● Written instruction:
Give every line of the material again, exactly as written.

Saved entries
▬▬▬▬▬▬▬▬▬▬

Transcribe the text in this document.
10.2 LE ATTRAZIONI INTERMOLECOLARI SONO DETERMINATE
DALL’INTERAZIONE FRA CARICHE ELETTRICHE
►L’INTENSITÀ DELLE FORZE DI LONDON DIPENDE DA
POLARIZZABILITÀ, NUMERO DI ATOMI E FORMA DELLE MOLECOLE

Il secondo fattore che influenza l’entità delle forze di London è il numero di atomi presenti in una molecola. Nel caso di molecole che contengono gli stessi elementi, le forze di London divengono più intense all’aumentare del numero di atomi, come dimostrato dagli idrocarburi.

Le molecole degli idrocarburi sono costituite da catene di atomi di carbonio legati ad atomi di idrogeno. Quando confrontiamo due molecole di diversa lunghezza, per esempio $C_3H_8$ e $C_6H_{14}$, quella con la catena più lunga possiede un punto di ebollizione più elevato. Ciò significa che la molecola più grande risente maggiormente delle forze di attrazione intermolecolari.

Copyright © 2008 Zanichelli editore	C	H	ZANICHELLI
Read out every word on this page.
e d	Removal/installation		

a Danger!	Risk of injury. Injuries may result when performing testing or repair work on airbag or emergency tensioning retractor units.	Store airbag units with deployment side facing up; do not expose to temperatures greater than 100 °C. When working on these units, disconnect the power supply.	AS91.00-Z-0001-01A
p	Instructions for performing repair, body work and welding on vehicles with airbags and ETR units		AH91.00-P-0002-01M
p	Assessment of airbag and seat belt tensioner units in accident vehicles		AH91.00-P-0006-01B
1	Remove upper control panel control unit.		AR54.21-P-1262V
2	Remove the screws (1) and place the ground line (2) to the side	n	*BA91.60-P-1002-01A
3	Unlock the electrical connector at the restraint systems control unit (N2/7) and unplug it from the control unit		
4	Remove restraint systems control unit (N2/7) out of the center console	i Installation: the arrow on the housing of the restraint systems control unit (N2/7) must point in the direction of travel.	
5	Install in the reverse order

▬▬▬▬▬▬▬▬▬▬

● Response:
Transcribe the text in this document.
10.2 LE ATTRAZIONI INTERMOLECOLARI SONO DETERMINATE
DALL’INTERAZIONE FRA CARICHE ELETTRICHE
►L’INTENSITÀ DELLE FORZE DI LONDON DIPENDE DA
POLARIZZABILITÀ, NUMERO DI ATOMI E FORMA DELLE MOLECOLE

Il secondo fattore che influenza l’entità delle forze di London è il numero di atomi presenti in una molecola. Nel caso di molecole che contengono gli stessi elementi, le forze di London divengono più intense all’aumentare del numero di atomi, come dimostrato dagli idrocarburi.

Le molecole degli idrocarburi sono costituite da catene di atomi di carbonio legati ad atomi di idrogeno. Quando confrontiamo due molecole di diversa lunghezza, per esempio $C_3H_8$ e $C_6H_{14}$, quella con la catena più lunga possiede un punto di ebollizione più elevato. Ciò significa che la molecola più grande risente maggiormente delle forze di attrazione intermolecolari.

Copyright © 2008 Zanichelli editore	C	H	ZANICHELLI
Read out every word on this page.
e d	Removal/installation		

a Danger!	Risk of injury. Injuries may result when performing testing or repair work on airbag or emergency tensioning retractor units.	Store airbag units with deployment side facing up; do not expose to temperatures greater than 100 °C. When working on these units, disconnect the power supply.	AS91.00-Z-0001-01A
p	Instructions for performing repair, body work and welding on vehicles with airbags and ETR units		AH91.00-P-0002-01M
p	Assessment of airbag and seat belt tensioner units in accident vehicles		AH91.00-P-0006-01B
1	Remove upper control panel control unit.		AR54.21-P-1262V
2	Remove the screws (1) and place the ground line (2) to the side	n	*BA91.60-P-1002-01A
3	Unlock the electrical connector at the restraint systems control unit (N2/7) and unplug it from the control unit		
4	Remove restraint systems control unit (N2/7) out of the center console	i Installation: the arrow on the housing of the restraint systems control unit (N2/7) must point in the direction of travel.	
5	Install in the reverse order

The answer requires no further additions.